The problem. Look through the data below. Show each line where the string "name" occurs.

Input rows.
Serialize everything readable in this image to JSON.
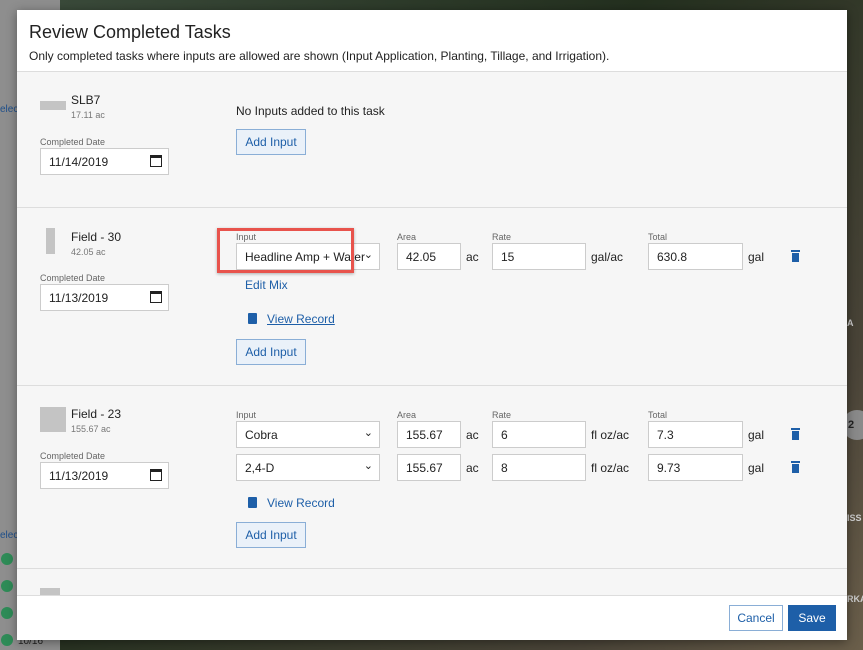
{
  "background": {
    "sidebar_label": "elec",
    "sidebar_label_2": "elec",
    "sidebar_count": "10/16",
    "map_badge": "2",
    "map_labels": [
      "A",
      "ISS",
      "RKA"
    ]
  },
  "modal": {
    "title": "Review Completed Tasks",
    "subtitle": "Only completed tasks where inputs are allowed are shown (Input Application, Planting, Tillage, and Irrigation)."
  },
  "labels": {
    "completed_date": "Completed Date",
    "input": "Input",
    "area": "Area",
    "rate": "Rate",
    "total": "Total",
    "add_input": "Add Input",
    "edit_mix": "Edit Mix",
    "view_record": "View Record",
    "no_inputs": "No Inputs added to this task"
  },
  "tasks": [
    {
      "name": "SLB7",
      "acres": "17.11 ac",
      "date": "11/14/2019",
      "inputs": []
    },
    {
      "name": "Field - 30",
      "acres": "42.05 ac",
      "date": "11/13/2019",
      "inputs": [
        {
          "product": "Headline Amp + Water",
          "area": "42.05",
          "area_unit": "ac",
          "rate": "15",
          "rate_unit": "gal/ac",
          "total": "630.8",
          "total_unit": "gal"
        }
      ]
    },
    {
      "name": "Field - 23",
      "acres": "155.67 ac",
      "date": "11/13/2019",
      "inputs": [
        {
          "product": "Cobra",
          "area": "155.67",
          "area_unit": "ac",
          "rate": "6",
          "rate_unit": "fl oz/ac",
          "total": "7.3",
          "total_unit": "gal"
        },
        {
          "product": "2,4-D",
          "area": "155.67",
          "area_unit": "ac",
          "rate": "8",
          "rate_unit": "fl oz/ac",
          "total": "9.73",
          "total_unit": "gal"
        }
      ]
    }
  ],
  "footer": {
    "cancel": "Cancel",
    "save": "Save"
  },
  "colors": {
    "accent": "#1e5fa8",
    "highlight": "#e8534c"
  }
}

Finished exercise.
      "name": "SLB7",
      "name": "Field - 30",
      "name": "Field - 23",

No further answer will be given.